Dataset items:
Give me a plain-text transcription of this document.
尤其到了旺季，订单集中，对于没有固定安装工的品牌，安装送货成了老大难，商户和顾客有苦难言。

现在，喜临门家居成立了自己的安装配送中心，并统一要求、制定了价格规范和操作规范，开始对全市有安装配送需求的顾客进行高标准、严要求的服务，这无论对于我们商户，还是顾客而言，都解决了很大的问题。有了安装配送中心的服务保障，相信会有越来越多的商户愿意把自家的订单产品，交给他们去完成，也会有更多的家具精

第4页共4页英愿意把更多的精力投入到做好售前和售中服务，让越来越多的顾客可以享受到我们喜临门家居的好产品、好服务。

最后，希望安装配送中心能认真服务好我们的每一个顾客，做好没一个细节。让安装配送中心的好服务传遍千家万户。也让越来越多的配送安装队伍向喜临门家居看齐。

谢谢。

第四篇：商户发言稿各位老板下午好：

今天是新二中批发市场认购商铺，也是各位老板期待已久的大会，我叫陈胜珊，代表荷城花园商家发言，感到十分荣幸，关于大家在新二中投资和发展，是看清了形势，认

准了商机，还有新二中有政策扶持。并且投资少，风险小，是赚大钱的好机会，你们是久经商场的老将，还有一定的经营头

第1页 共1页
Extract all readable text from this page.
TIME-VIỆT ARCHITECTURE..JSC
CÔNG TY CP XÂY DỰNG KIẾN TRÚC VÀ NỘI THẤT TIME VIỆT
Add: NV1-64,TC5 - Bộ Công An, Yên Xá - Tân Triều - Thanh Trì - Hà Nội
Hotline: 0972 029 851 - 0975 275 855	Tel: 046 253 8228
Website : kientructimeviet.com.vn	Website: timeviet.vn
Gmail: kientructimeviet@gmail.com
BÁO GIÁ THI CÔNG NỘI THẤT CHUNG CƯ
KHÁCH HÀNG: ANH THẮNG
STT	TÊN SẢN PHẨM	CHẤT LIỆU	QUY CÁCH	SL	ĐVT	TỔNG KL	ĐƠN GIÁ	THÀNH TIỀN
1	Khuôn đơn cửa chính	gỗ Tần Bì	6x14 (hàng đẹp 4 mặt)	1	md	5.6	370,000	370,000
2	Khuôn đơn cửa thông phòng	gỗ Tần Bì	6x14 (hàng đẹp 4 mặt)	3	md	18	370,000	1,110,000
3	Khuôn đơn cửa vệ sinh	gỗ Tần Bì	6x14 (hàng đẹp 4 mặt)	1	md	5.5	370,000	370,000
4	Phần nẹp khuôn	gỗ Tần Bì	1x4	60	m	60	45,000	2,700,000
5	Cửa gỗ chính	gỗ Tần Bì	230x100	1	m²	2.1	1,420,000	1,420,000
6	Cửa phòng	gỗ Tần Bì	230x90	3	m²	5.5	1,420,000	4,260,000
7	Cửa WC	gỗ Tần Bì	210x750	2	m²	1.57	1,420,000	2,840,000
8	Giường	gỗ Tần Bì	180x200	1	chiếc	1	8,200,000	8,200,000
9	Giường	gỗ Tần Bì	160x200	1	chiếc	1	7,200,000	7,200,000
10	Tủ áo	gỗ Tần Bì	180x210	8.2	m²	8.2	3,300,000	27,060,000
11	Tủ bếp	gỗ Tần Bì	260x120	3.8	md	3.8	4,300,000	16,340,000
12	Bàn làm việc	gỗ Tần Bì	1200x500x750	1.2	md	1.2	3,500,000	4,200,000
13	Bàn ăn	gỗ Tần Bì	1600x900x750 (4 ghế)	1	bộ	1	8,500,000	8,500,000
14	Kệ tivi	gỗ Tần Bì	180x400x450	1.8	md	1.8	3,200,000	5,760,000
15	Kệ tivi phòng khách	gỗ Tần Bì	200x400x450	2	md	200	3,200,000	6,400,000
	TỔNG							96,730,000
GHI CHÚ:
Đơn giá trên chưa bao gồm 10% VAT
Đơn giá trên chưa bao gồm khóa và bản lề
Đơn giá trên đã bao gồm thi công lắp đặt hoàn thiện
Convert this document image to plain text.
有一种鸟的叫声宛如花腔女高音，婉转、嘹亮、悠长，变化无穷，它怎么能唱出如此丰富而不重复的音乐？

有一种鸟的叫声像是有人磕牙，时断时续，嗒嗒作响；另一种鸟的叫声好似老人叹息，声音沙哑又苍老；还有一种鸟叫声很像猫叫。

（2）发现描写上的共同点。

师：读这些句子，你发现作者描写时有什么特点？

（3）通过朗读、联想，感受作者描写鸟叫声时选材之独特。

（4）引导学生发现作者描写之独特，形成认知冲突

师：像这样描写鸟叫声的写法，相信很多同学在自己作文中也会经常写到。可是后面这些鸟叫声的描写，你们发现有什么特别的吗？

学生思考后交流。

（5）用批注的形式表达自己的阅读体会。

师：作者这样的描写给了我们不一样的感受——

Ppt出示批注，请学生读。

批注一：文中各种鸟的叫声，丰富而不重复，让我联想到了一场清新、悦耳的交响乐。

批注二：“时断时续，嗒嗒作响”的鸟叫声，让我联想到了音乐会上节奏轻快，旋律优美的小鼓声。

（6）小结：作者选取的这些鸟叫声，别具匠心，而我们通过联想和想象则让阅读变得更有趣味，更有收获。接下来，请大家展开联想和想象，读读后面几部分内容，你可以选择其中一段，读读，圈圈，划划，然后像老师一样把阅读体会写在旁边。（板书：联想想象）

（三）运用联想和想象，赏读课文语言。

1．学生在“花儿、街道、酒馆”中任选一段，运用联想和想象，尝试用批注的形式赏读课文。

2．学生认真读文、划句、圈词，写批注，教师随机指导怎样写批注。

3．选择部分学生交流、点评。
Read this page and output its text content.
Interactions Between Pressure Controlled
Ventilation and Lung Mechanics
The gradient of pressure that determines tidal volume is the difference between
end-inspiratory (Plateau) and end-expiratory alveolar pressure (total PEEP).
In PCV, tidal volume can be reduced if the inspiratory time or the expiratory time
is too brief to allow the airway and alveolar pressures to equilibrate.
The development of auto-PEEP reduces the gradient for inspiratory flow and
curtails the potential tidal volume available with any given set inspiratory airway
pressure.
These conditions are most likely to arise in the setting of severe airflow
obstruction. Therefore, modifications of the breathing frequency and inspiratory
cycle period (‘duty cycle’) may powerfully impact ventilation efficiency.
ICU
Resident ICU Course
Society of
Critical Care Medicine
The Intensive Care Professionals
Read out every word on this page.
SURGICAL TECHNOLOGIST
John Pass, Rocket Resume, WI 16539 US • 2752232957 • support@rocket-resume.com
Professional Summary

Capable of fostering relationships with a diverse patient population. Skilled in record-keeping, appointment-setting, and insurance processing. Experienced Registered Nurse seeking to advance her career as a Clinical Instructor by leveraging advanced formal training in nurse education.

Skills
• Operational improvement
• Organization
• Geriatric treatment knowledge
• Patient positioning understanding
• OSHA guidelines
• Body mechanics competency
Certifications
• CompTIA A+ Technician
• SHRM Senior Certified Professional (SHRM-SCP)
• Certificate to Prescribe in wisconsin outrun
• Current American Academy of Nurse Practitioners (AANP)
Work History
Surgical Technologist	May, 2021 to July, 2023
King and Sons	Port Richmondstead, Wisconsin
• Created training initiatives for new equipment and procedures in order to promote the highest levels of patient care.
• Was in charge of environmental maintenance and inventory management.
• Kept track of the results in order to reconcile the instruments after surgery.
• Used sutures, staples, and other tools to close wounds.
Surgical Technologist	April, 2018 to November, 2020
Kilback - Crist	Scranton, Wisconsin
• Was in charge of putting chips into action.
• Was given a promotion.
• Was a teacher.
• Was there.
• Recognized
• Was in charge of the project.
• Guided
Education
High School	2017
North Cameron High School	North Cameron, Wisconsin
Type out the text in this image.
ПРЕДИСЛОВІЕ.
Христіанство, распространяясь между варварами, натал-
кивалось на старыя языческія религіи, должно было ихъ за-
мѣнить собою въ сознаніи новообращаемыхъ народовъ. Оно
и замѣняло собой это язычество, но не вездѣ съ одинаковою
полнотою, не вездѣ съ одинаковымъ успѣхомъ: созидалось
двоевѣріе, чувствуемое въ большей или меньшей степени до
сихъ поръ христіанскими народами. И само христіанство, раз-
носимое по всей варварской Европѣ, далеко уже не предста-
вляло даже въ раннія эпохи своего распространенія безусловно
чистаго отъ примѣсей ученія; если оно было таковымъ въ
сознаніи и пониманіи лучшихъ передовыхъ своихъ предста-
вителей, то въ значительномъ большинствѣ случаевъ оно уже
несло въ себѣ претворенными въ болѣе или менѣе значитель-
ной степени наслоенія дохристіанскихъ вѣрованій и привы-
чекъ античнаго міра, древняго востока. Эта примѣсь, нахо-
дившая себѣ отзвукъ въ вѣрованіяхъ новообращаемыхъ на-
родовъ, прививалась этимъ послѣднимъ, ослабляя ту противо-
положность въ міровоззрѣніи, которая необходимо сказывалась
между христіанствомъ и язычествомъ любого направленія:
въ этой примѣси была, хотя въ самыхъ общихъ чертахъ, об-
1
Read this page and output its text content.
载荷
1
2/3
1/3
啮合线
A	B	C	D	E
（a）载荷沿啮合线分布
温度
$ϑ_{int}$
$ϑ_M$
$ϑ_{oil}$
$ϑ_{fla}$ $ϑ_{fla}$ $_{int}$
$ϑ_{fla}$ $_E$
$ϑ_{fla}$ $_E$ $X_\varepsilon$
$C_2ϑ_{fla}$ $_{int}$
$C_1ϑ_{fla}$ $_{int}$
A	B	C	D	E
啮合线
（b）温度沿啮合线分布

**Description of the task**
Go through the material and select each line with the string "image" in it.

**Answer below**
Convert this document image to plain text.
Type out the text in this image.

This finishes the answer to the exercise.